Can you echo the stored data word for word, from its very first line down to and including the line that contains "progress-bar-fill — [533, 166, 635, 170]"?

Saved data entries
-- begin --

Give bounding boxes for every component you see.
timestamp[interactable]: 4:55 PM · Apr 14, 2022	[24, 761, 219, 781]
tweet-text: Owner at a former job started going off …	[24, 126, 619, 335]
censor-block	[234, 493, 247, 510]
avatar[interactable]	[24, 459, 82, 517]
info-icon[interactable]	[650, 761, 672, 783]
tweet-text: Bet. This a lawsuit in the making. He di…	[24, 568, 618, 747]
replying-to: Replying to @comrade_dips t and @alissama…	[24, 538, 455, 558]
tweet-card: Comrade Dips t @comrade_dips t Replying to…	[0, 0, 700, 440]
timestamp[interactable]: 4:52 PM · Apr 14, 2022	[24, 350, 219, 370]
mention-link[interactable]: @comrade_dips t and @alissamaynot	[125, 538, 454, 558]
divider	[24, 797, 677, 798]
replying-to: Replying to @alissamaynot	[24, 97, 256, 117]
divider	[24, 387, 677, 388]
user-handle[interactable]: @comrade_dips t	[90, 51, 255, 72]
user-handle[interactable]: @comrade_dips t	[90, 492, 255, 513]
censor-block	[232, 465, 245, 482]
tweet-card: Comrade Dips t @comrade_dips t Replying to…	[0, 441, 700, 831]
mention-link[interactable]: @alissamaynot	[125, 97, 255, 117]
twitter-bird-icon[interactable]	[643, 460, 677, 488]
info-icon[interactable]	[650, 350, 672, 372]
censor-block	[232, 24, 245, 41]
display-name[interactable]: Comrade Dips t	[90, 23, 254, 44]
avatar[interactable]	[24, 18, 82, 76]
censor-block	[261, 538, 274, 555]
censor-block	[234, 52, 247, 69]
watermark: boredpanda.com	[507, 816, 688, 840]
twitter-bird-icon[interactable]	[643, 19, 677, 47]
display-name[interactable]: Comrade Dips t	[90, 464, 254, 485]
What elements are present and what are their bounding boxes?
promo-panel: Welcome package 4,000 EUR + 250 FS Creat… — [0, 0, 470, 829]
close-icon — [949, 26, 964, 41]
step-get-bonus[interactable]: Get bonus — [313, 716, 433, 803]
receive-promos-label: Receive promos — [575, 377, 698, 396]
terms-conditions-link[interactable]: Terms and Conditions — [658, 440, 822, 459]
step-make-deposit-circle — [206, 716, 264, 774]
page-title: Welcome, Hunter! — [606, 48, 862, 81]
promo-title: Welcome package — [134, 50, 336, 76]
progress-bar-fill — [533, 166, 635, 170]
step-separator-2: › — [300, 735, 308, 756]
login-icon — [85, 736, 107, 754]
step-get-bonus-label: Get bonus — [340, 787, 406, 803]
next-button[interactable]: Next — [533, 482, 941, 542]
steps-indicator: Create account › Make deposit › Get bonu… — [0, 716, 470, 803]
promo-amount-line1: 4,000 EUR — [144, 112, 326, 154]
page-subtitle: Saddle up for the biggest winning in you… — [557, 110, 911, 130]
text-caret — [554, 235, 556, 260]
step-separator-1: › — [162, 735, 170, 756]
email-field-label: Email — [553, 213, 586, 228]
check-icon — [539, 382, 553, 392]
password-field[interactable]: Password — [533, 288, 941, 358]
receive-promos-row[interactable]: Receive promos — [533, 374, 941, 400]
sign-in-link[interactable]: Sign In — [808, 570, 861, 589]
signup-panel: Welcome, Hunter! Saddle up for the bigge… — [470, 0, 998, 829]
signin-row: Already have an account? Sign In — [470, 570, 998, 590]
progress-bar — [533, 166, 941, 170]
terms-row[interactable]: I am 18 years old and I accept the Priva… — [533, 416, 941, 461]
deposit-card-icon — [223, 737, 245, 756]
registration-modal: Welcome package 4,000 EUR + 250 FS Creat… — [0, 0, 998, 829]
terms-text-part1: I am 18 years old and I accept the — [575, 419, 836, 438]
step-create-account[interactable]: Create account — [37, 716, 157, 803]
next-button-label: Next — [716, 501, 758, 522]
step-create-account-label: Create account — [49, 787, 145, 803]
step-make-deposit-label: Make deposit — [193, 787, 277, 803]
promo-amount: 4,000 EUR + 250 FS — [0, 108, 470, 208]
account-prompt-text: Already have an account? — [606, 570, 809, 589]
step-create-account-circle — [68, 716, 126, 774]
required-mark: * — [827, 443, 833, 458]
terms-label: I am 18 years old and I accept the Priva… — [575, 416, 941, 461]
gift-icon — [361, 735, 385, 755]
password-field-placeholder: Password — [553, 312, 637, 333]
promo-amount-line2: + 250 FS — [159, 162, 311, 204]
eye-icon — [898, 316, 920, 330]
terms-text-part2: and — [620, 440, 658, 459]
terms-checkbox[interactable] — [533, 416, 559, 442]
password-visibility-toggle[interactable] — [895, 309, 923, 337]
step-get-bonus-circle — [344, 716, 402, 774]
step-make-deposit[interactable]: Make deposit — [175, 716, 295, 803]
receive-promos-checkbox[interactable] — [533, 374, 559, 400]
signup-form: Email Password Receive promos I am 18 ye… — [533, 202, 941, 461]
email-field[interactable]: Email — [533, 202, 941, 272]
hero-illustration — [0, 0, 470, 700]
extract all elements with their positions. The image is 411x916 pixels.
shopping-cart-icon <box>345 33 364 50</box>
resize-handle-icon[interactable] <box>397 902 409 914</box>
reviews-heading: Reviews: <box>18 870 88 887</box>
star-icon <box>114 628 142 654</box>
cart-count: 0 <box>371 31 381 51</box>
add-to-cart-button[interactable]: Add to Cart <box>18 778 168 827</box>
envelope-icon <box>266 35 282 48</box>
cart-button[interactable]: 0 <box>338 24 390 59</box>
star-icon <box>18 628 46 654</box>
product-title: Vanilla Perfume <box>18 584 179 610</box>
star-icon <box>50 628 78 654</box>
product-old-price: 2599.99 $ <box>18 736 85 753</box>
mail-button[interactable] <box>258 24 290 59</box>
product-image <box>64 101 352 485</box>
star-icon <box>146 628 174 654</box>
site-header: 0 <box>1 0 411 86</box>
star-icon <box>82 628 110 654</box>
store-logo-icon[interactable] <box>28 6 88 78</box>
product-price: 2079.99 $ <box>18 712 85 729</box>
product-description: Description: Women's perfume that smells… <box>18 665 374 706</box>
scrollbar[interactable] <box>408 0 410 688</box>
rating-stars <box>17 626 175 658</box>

-- end --

_RESPONSE FOR THIS EXERCISE_
Give bounding boxes for every component you see.
timestamp[interactable]: 4:55 PM · Apr 14, 2022	[24, 761, 219, 781]
tweet-text: Owner at a former job started going off …	[24, 126, 619, 335]
censor-block	[234, 493, 247, 510]
avatar[interactable]	[24, 459, 82, 517]
info-icon[interactable]	[650, 761, 672, 783]
tweet-text: Bet. This a lawsuit in the making. He di…	[24, 568, 618, 747]
replying-to: Replying to @comrade_dips t and @alissama…	[24, 538, 455, 558]
tweet-card: Comrade Dips t @comrade_dips t Replying to…	[0, 0, 700, 440]
timestamp[interactable]: 4:52 PM · Apr 14, 2022	[24, 350, 219, 370]
mention-link[interactable]: @comrade_dips t and @alissamaynot	[125, 538, 454, 558]
divider	[24, 797, 677, 798]
replying-to: Replying to @alissamaynot	[24, 97, 256, 117]
divider	[24, 387, 677, 388]
user-handle[interactable]: @comrade_dips t	[90, 51, 255, 72]
user-handle[interactable]: @comrade_dips t	[90, 492, 255, 513]
censor-block	[232, 465, 245, 482]
tweet-card: Comrade Dips t @comrade_dips t Replying to…	[0, 441, 700, 831]
mention-link[interactable]: @alissamaynot	[125, 97, 255, 117]
twitter-bird-icon[interactable]	[643, 460, 677, 488]
info-icon[interactable]	[650, 350, 672, 372]
censor-block	[232, 24, 245, 41]
display-name[interactable]: Comrade Dips t	[90, 23, 254, 44]
avatar[interactable]	[24, 18, 82, 76]
censor-block	[261, 538, 274, 555]
censor-block	[234, 52, 247, 69]
watermark: boredpanda.com	[507, 816, 688, 840]
twitter-bird-icon[interactable]	[643, 19, 677, 47]
display-name[interactable]: Comrade Dips t	[90, 464, 254, 485]
What elements are present and what are their bounding boxes?
promo-panel: Welcome package 4,000 EUR + 250 FS Creat… — [0, 0, 470, 829]
close-icon — [949, 26, 964, 41]
step-get-bonus[interactable]: Get bonus — [313, 716, 433, 803]
receive-promos-label: Receive promos — [575, 377, 698, 396]
terms-conditions-link[interactable]: Terms and Conditions — [658, 440, 822, 459]
step-make-deposit-circle — [206, 716, 264, 774]
page-title: Welcome, Hunter! — [606, 48, 862, 81]
promo-title: Welcome package — [134, 50, 336, 76]
progress-bar-fill — [533, 166, 635, 170]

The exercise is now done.